§ **Prompt**
Copy every line in which the string "title" occurs.

§ **Data records**
^^^^^^^^^^^^^^^^

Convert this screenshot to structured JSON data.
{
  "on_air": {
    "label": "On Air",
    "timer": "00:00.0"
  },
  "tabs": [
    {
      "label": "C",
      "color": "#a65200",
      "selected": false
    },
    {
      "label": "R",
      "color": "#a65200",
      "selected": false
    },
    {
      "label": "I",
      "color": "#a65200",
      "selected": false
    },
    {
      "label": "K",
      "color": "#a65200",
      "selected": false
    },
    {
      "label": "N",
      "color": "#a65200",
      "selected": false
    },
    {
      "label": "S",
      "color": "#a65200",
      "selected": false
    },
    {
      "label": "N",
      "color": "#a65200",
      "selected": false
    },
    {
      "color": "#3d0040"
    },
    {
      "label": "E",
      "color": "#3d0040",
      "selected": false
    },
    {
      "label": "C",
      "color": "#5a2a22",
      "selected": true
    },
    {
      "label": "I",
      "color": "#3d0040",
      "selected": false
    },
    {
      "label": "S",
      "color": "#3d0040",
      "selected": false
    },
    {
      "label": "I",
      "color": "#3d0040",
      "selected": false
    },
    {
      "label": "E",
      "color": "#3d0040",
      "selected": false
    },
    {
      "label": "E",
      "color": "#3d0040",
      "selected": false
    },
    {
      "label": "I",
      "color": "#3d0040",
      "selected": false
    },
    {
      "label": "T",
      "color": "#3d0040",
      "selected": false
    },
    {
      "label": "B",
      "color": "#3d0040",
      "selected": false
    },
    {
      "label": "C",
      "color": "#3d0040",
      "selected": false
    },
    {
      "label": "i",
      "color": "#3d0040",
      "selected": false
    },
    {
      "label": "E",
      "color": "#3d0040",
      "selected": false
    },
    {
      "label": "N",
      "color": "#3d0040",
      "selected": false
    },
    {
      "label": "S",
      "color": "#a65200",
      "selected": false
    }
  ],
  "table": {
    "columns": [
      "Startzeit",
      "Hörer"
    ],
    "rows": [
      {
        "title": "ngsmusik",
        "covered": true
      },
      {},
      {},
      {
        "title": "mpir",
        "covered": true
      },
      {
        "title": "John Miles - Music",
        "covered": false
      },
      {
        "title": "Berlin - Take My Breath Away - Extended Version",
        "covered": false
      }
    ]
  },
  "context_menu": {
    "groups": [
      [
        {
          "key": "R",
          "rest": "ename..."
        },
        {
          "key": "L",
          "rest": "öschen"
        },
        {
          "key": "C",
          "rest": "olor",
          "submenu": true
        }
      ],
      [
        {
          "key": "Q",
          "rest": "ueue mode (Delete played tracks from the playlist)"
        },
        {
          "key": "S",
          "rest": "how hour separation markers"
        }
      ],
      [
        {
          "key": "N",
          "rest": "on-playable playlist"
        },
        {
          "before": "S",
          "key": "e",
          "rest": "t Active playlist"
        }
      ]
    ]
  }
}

^^^^^^^^^^^^^^^^

§ **Exercise answer**
        "title": "ngsmusik",
        "title": "mpir",
        "title": "John Miles - Music",
        "title": "Berlin - Take My Breath Away - Extended Version",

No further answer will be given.